**What is asked**
Show every line in the entries below where the word "Output" appears.

**Data lines**

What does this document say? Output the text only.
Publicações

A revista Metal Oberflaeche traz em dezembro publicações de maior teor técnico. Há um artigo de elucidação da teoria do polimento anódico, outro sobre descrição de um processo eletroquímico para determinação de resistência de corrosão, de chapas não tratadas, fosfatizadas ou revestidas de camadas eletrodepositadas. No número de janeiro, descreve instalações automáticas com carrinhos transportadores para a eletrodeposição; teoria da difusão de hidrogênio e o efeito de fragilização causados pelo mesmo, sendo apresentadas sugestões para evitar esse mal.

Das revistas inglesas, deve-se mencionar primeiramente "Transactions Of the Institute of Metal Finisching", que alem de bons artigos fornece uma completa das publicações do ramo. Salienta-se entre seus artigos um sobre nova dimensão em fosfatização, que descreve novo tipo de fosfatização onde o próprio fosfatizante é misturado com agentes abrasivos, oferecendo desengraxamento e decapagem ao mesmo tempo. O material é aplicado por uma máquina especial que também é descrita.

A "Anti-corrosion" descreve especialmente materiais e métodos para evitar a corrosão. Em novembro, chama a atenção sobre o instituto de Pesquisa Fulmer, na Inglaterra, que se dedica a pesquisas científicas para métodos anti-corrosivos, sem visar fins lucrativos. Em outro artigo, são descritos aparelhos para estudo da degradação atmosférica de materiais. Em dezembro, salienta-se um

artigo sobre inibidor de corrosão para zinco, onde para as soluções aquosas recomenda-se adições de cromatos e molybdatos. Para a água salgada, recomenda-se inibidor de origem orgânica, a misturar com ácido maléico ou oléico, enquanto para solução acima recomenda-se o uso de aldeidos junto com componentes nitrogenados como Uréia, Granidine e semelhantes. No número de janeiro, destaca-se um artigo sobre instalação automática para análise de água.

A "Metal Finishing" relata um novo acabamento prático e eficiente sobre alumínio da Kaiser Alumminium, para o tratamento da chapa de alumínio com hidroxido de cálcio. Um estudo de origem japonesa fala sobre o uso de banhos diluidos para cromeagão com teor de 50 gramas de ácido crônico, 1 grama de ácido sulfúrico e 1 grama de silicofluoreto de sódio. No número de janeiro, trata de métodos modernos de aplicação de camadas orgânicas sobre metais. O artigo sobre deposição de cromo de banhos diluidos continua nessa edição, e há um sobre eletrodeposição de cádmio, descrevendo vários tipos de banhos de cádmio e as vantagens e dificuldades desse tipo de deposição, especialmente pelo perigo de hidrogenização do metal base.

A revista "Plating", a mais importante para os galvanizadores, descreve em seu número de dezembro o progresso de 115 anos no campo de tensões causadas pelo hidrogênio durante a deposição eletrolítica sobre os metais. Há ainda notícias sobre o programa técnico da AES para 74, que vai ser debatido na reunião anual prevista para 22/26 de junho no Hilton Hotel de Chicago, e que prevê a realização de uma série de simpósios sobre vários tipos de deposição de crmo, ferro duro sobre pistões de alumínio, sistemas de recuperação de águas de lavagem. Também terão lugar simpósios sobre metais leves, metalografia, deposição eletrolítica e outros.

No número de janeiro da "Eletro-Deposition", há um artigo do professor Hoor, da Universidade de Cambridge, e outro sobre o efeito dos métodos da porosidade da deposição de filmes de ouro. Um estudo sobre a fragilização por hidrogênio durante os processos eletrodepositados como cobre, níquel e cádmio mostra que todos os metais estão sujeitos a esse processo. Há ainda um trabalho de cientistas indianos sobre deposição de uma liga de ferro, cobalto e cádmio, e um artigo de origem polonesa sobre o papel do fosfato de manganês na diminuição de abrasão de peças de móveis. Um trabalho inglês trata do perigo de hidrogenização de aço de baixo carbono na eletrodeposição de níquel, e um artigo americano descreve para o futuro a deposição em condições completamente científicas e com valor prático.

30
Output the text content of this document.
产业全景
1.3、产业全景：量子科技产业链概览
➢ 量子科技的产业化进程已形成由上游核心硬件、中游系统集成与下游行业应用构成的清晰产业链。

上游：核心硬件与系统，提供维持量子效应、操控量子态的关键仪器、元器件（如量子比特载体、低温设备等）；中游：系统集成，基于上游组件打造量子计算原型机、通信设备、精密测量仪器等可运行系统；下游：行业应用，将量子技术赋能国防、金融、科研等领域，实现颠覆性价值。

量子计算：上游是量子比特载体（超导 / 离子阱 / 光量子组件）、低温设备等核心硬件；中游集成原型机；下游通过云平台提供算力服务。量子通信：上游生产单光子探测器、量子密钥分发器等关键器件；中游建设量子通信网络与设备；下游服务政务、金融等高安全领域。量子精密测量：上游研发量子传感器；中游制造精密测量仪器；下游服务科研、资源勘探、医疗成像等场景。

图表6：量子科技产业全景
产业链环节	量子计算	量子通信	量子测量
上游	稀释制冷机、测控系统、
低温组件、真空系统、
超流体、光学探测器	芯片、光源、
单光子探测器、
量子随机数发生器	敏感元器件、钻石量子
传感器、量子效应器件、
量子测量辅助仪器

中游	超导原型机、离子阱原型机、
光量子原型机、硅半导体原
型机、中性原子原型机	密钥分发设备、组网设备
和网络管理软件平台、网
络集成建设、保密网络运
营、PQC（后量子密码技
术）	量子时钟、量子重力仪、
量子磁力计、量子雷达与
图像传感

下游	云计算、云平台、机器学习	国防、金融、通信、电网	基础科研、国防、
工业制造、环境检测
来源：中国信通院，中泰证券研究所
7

**Full answer**
What does this document say? Output the text only.
Output the text content of this document.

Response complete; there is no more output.